[Data excerpts]
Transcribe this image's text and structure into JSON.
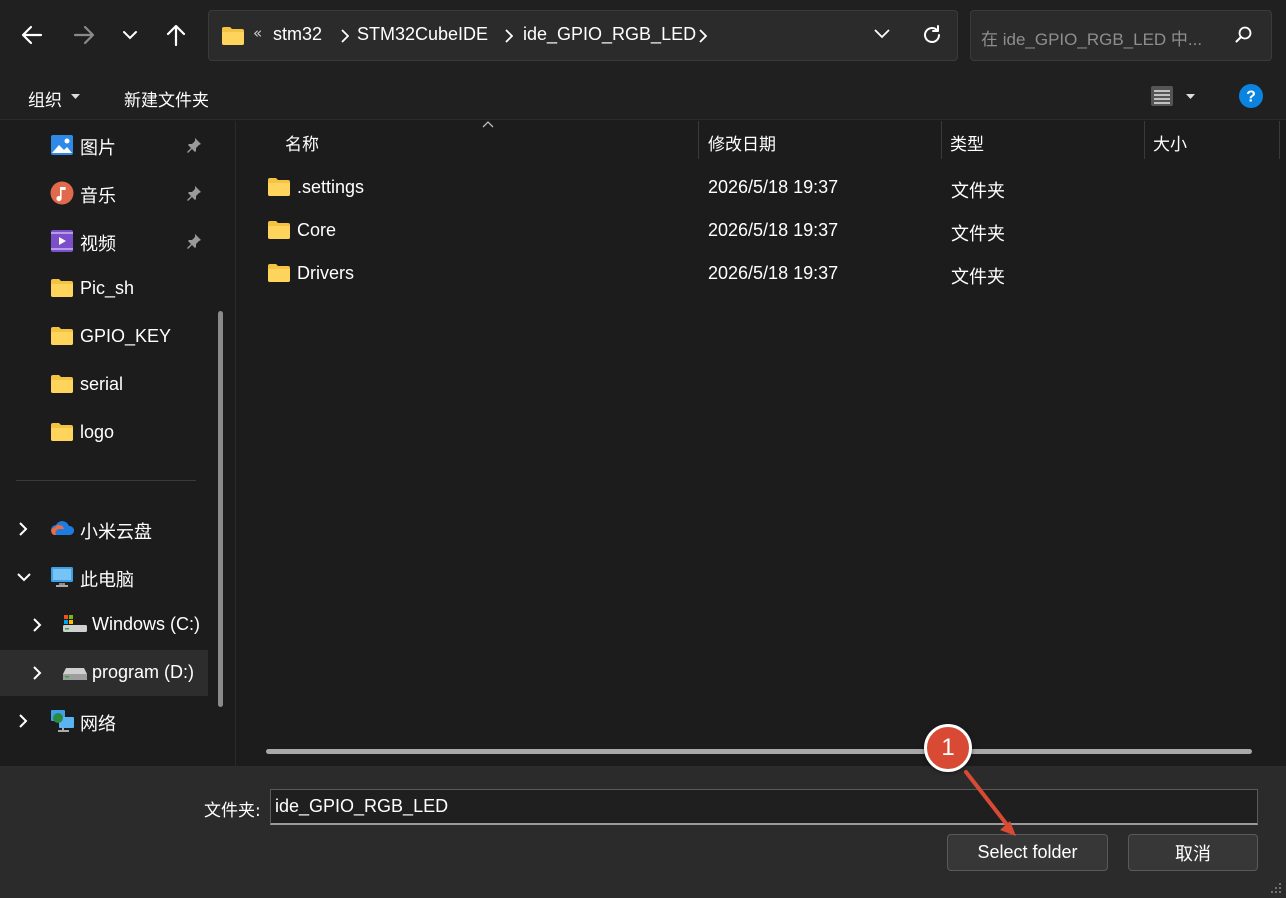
{
  "address": {
    "overflow": "«",
    "crumbs": [
      "stm32",
      "STM32CubeIDE",
      "ide_GPIO_RGB_LED"
    ]
  },
  "search": {
    "placeholder": "在 ide_GPIO_RGB_LED 中..."
  },
  "toolbar": {
    "organize": "组织",
    "new_folder": "新建文件夹"
  },
  "sidebar": {
    "quick": [
      {
        "label": "图片",
        "icon": "pictures-icon"
      },
      {
        "label": "音乐",
        "icon": "music-icon"
      },
      {
        "label": "视频",
        "icon": "videos-icon"
      },
      {
        "label": "Pic_sh",
        "icon": "folder-icon"
      },
      {
        "label": "GPIO_KEY",
        "icon": "folder-icon"
      },
      {
        "label": "serial",
        "icon": "folder-icon"
      },
      {
        "label": "logo",
        "icon": "folder-icon"
      }
    ],
    "tree": [
      {
        "label": "小米云盘",
        "icon": "cloud-icon"
      },
      {
        "label": "此电脑",
        "icon": "computer-icon"
      },
      {
        "label": "Windows (C:)",
        "icon": "drive-c-icon"
      },
      {
        "label": "program (D:)",
        "icon": "drive-d-icon"
      },
      {
        "label": "网络",
        "icon": "network-icon"
      }
    ]
  },
  "columns": {
    "name": "名称",
    "date": "修改日期",
    "type": "类型",
    "size": "大小"
  },
  "files": [
    {
      "name": ".settings",
      "date": "2026/5/18 19:37",
      "type": "文件夹"
    },
    {
      "name": "Core",
      "date": "2026/5/18 19:37",
      "type": "文件夹"
    },
    {
      "name": "Drivers",
      "date": "2026/5/18 19:37",
      "type": "文件夹"
    }
  ],
  "footer": {
    "folder_label": "文件夹:",
    "folder_value": "ide_GPIO_RGB_LED",
    "select_button": "Select folder",
    "cancel_button": "取消"
  },
  "annotation": {
    "step": "1"
  },
  "colors": {
    "accent": "#0078d4",
    "folder": "#f5c342",
    "annotation": "#d94a35"
  }
}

● **EXERCISE PROMPT**
In the entries above, count every line containing the word "icon". Write only the total.

● **PROBLEM SOLUTION**
12